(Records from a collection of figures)
────────────────
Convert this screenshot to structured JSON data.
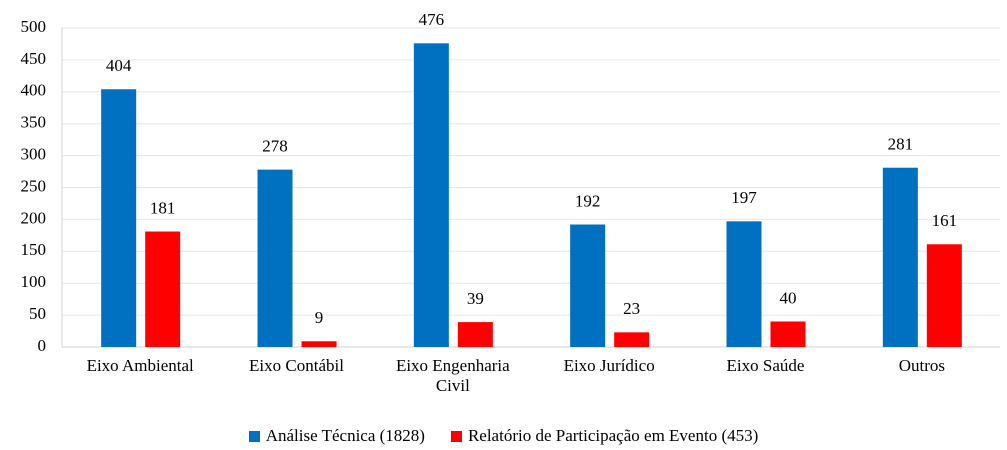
{
  "chart_data": {
    "type": "bar",
    "categories": [
      "Eixo Ambiental",
      "Eixo Contábil",
      "Eixo Engenharia Civil",
      "Eixo Jurídico",
      "Eixo Saúde",
      "Outros"
    ],
    "series": [
      {
        "name": "Análise Técnica (1828)",
        "color": "#0070c0",
        "values": [
          404,
          278,
          476,
          192,
          197,
          281
        ]
      },
      {
        "name": "Relatório de Participação em Evento (453)",
        "color": "#ff0000",
        "values": [
          181,
          9,
          39,
          23,
          40,
          161
        ]
      }
    ],
    "ylim": [
      0,
      500
    ],
    "yticks": [
      0,
      50,
      100,
      150,
      200,
      250,
      300,
      350,
      400,
      450,
      500
    ],
    "grid": true,
    "legend": "bottom"
  }
}
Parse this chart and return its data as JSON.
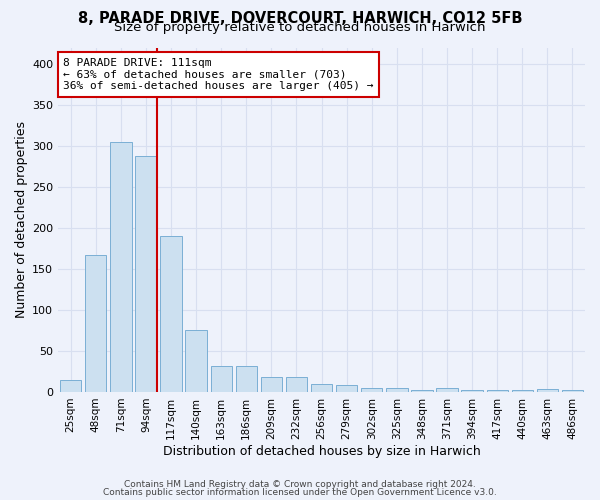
{
  "title_line1": "8, PARADE DRIVE, DOVERCOURT, HARWICH, CO12 5FB",
  "title_line2": "Size of property relative to detached houses in Harwich",
  "xlabel": "Distribution of detached houses by size in Harwich",
  "ylabel": "Number of detached properties",
  "categories": [
    "25sqm",
    "48sqm",
    "71sqm",
    "94sqm",
    "117sqm",
    "140sqm",
    "163sqm",
    "186sqm",
    "209sqm",
    "232sqm",
    "256sqm",
    "279sqm",
    "302sqm",
    "325sqm",
    "348sqm",
    "371sqm",
    "394sqm",
    "417sqm",
    "440sqm",
    "463sqm",
    "486sqm"
  ],
  "values": [
    15,
    167,
    305,
    288,
    190,
    75,
    32,
    32,
    18,
    18,
    10,
    8,
    5,
    5,
    2,
    5,
    2,
    2,
    2,
    3,
    2
  ],
  "bar_color": "#cce0f0",
  "bar_edge_color": "#7aafd4",
  "background_color": "#eef2fb",
  "grid_color": "#d8dff0",
  "annotation_line1": "8 PARADE DRIVE: 111sqm",
  "annotation_line2": "← 63% of detached houses are smaller (703)",
  "annotation_line3": "36% of semi-detached houses are larger (405) →",
  "annotation_box_color": "#ffffff",
  "annotation_box_edge_color": "#cc0000",
  "vline_color": "#cc0000",
  "ylim": [
    0,
    420
  ],
  "yticks": [
    0,
    50,
    100,
    150,
    200,
    250,
    300,
    350,
    400
  ],
  "footer_line1": "Contains HM Land Registry data © Crown copyright and database right 2024.",
  "footer_line2": "Contains public sector information licensed under the Open Government Licence v3.0.",
  "title_fontsize": 10.5,
  "subtitle_fontsize": 9.5,
  "axis_label_fontsize": 9,
  "tick_fontsize": 7.5,
  "annotation_fontsize": 8,
  "footer_fontsize": 6.5
}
────────────────
Job: In the entries above, identify every line with the word "PARADE". Copy those lines.

Expected answer:
  "title_line1": "8, PARADE DRIVE, DOVERCOURT, HARWICH, CO12 5FB",
  "annotation_line1": "8 PARADE DRIVE: 111sqm",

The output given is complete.